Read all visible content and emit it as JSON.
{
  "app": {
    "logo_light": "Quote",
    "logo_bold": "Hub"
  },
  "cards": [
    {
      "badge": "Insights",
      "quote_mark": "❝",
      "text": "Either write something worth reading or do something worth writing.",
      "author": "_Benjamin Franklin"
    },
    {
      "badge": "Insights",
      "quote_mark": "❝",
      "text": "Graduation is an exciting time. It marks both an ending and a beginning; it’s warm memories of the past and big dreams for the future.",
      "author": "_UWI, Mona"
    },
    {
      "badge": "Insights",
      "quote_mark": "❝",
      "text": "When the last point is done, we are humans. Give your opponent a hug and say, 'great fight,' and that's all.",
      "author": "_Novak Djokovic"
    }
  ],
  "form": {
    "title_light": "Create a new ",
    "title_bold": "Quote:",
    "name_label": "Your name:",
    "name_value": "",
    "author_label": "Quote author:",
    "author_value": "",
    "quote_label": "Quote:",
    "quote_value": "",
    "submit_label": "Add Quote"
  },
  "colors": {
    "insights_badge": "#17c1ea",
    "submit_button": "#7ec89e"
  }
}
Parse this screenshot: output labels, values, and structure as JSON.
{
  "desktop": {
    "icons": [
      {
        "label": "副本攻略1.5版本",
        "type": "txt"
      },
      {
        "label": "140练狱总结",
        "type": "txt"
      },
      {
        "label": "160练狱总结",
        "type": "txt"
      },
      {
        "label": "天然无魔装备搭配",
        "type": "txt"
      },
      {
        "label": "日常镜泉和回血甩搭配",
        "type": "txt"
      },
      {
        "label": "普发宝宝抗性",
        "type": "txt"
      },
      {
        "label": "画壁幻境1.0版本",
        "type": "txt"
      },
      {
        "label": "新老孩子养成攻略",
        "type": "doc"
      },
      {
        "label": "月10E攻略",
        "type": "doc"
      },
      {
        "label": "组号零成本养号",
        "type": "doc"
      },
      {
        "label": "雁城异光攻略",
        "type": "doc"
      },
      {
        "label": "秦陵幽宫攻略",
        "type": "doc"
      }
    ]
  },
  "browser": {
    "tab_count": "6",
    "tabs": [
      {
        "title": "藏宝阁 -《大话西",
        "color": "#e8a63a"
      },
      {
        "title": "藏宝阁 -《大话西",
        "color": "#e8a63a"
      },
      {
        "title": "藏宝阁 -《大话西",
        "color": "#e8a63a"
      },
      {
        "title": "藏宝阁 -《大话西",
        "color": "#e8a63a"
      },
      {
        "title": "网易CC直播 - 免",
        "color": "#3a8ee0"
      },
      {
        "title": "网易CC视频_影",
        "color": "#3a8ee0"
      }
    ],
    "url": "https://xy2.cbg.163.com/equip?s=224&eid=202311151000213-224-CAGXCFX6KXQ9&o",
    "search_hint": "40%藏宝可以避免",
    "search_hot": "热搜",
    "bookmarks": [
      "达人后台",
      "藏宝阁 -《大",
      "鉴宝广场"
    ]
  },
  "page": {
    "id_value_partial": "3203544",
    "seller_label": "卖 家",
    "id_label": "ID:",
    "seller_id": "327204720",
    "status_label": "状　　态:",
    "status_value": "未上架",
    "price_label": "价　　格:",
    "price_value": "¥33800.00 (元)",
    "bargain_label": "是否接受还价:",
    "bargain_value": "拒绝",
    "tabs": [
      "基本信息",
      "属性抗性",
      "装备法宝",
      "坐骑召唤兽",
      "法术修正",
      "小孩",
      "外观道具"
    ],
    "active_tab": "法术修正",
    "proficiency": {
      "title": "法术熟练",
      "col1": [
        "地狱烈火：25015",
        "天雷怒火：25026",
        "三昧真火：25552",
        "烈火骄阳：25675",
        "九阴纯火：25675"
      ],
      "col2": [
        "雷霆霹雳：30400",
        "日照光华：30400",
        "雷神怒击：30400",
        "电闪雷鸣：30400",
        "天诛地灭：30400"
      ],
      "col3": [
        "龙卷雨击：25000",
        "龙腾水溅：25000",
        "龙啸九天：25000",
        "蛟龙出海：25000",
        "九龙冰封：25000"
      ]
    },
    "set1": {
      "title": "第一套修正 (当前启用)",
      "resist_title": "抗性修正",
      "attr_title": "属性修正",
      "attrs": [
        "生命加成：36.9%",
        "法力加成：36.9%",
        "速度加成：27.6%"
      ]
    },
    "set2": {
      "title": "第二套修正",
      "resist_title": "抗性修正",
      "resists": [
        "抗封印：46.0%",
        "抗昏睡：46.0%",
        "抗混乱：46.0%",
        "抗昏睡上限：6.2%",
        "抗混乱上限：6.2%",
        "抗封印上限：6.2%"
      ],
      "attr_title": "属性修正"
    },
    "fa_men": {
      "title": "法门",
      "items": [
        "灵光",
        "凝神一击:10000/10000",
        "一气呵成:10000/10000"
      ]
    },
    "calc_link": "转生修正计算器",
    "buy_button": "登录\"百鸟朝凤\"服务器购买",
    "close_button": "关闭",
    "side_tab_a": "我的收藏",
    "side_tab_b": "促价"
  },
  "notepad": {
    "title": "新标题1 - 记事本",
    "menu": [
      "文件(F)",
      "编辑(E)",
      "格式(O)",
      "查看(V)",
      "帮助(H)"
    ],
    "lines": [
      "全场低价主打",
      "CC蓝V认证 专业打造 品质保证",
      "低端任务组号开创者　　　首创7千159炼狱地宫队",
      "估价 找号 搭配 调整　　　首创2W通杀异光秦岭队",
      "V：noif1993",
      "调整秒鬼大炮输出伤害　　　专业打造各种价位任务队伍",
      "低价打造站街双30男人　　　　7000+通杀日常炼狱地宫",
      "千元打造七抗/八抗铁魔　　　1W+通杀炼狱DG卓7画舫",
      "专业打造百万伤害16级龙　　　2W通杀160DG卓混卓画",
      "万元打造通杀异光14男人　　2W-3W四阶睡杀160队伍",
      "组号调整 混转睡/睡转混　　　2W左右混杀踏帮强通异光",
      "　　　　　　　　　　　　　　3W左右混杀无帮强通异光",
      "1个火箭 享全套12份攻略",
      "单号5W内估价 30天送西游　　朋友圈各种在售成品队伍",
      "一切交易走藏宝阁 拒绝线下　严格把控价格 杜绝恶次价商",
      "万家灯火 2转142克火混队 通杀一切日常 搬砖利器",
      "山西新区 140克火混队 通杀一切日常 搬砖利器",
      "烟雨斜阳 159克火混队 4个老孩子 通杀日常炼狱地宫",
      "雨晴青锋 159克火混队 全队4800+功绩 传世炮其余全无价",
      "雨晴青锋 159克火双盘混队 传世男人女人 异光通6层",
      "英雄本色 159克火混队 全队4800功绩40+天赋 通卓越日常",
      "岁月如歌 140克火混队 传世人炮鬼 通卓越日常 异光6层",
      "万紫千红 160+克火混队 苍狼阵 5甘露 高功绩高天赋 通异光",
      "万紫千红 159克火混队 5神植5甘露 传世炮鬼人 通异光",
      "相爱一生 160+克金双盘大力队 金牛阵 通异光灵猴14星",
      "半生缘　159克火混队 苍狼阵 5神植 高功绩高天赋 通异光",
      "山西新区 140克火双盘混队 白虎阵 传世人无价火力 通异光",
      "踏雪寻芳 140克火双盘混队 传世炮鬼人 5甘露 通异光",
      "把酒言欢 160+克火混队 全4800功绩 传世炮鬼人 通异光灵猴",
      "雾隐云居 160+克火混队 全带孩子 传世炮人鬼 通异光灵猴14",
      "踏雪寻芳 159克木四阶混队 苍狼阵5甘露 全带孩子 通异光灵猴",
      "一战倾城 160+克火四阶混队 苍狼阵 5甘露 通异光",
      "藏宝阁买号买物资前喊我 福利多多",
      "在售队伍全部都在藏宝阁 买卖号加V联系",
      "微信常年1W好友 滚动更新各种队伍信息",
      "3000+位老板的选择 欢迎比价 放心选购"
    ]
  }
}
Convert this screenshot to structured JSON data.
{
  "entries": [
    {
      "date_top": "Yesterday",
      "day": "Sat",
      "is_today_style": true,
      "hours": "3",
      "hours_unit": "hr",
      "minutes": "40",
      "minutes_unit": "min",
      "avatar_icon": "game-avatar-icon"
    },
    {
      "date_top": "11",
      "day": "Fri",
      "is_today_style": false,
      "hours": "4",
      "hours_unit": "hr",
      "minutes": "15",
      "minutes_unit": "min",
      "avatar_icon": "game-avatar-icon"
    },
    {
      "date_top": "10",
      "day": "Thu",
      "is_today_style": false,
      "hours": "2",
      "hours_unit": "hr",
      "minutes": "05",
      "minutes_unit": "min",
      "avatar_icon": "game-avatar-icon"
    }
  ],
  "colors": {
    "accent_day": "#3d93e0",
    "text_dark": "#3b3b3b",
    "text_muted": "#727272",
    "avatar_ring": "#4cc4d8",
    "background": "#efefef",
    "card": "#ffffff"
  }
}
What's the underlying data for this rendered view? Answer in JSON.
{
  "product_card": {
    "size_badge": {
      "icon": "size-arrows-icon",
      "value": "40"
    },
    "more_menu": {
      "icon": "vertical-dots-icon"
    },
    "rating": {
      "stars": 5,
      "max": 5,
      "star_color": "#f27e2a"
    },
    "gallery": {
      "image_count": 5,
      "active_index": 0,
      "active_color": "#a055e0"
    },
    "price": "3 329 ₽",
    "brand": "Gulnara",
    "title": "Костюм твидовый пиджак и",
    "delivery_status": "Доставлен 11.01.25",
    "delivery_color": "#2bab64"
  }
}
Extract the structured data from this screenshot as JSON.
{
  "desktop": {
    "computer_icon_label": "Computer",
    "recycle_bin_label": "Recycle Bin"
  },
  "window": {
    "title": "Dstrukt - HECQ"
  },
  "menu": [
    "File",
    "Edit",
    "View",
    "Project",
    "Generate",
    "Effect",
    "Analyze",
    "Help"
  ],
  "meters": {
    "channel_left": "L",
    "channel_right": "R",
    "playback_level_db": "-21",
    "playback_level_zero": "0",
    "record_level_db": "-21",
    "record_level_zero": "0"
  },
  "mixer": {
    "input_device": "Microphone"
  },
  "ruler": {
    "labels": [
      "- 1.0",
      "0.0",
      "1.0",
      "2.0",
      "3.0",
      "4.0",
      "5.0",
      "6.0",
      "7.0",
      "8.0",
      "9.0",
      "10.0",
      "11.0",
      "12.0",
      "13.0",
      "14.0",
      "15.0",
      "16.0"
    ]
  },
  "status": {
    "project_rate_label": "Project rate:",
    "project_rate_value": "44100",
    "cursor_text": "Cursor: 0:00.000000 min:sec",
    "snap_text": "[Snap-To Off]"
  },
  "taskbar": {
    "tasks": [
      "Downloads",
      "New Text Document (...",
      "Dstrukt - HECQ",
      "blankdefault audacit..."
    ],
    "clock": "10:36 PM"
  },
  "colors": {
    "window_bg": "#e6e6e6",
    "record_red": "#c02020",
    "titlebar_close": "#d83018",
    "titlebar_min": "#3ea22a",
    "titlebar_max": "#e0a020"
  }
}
###
_Aim of the exercise:_
In the entries above, how many lines contain the word "通卓越日常"? Answer with the number only.

_Final answer:_
2